Request - Copy all the entries word for word, but omit the pictures.

Records -
▬▬▬
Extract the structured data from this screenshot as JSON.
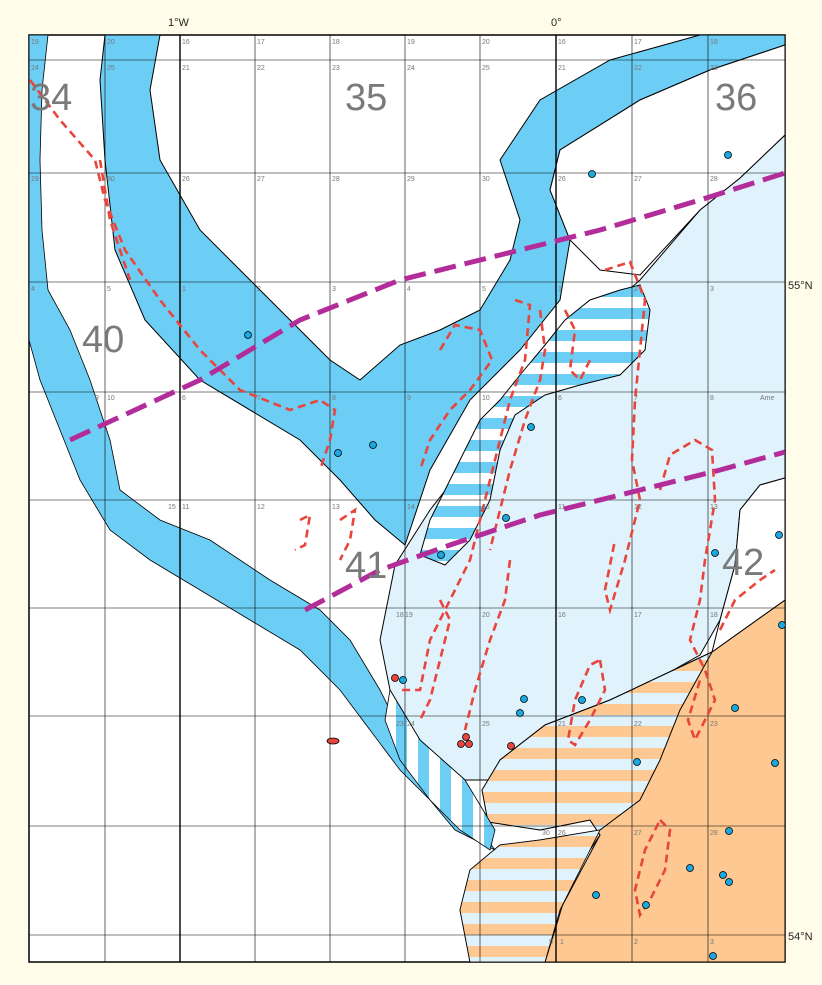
{
  "longitude_labels": [
    "1°W",
    "0°"
  ],
  "latitude_labels": [
    "55°N",
    "54°N"
  ],
  "area_labels": [
    "34",
    "35",
    "36",
    "40",
    "41",
    "42"
  ],
  "rectangle_labels": {
    "row1": [
      "19",
      "20",
      "16",
      "17",
      "18",
      "19",
      "20",
      "16",
      "17",
      "18"
    ],
    "row2": [
      "24",
      "25",
      "21",
      "22",
      "23",
      "24",
      "25",
      "21",
      "22",
      "23"
    ],
    "row3": [
      "29",
      "30",
      "26",
      "27",
      "28",
      "29",
      "30",
      "26",
      "27",
      "28"
    ],
    "row4": [
      "4",
      "5",
      "1",
      "2",
      "3",
      "4",
      "5",
      "1",
      "2",
      "3"
    ],
    "row5": [
      "9",
      "10",
      "6",
      "7",
      "8",
      "9",
      "10",
      "6",
      "7",
      "8",
      "Ame"
    ],
    "row6": [
      "15",
      "11",
      "12",
      "13",
      "14",
      "15",
      "11",
      "12",
      "13"
    ],
    "row7": [
      "18",
      "19",
      "20",
      "16",
      "17",
      "18"
    ],
    "row8": [
      "23",
      "24",
      "25",
      "21",
      "22",
      "23"
    ],
    "row9": [
      "30",
      "26",
      "27",
      "28"
    ],
    "row10": [
      "5",
      "1",
      "2",
      "3"
    ]
  },
  "colors": {
    "page_background": "#fffde9",
    "sea": "#ffffff",
    "deep_channel": "#6ccef5",
    "shallow_zone": "#e0f2fc",
    "sandy_zone": "#fdc891",
    "red_outline": "#e8453c",
    "magenta_line": "#b32d9a",
    "grid": "#000000"
  }
}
▬▬▬
Correct answer -
Extract the structured data from this screenshot as JSON.
{
  "longitude_labels": [
    "1°W",
    "0°"
  ],
  "latitude_labels": [
    "55°N",
    "54°N"
  ],
  "area_labels": [
    "34",
    "35",
    "36",
    "40",
    "41",
    "42"
  ],
  "rectangle_labels": {
    "row1": [
      "19",
      "20",
      "16",
      "17",
      "18",
      "19",
      "20",
      "16",
      "17",
      "18"
    ],
    "row2": [
      "24",
      "25",
      "21",
      "22",
      "23",
      "24",
      "25",
      "21",
      "22",
      "23"
    ],
    "row3": [
      "29",
      "30",
      "26",
      "27",
      "28",
      "29",
      "30",
      "26",
      "27",
      "28"
    ],
    "row4": [
      "4",
      "5",
      "1",
      "2",
      "3",
      "4",
      "5",
      "1",
      "2",
      "3"
    ],
    "row5": [
      "9",
      "10",
      "6",
      "7",
      "8",
      "9",
      "10",
      "6",
      "7",
      "8",
      "Ame"
    ],
    "row6": [
      "15",
      "11",
      "12",
      "13",
      "14",
      "15",
      "11",
      "12",
      "13"
    ],
    "row7": [
      "18",
      "19",
      "20",
      "16",
      "17",
      "18"
    ],
    "row8": [
      "23",
      "24",
      "25",
      "21",
      "22",
      "23"
    ],
    "row9": [
      "30",
      "26",
      "27",
      "28"
    ],
    "row10": [
      "5",
      "1",
      "2",
      "3"
    ]
  },
  "colors": {
    "page_background": "#fffde9",
    "sea": "#ffffff",
    "deep_channel": "#6ccef5",
    "shallow_zone": "#e0f2fc",
    "sandy_zone": "#fdc891",
    "red_outline": "#e8453c",
    "magenta_line": "#b32d9a",
    "grid": "#000000"
  }
}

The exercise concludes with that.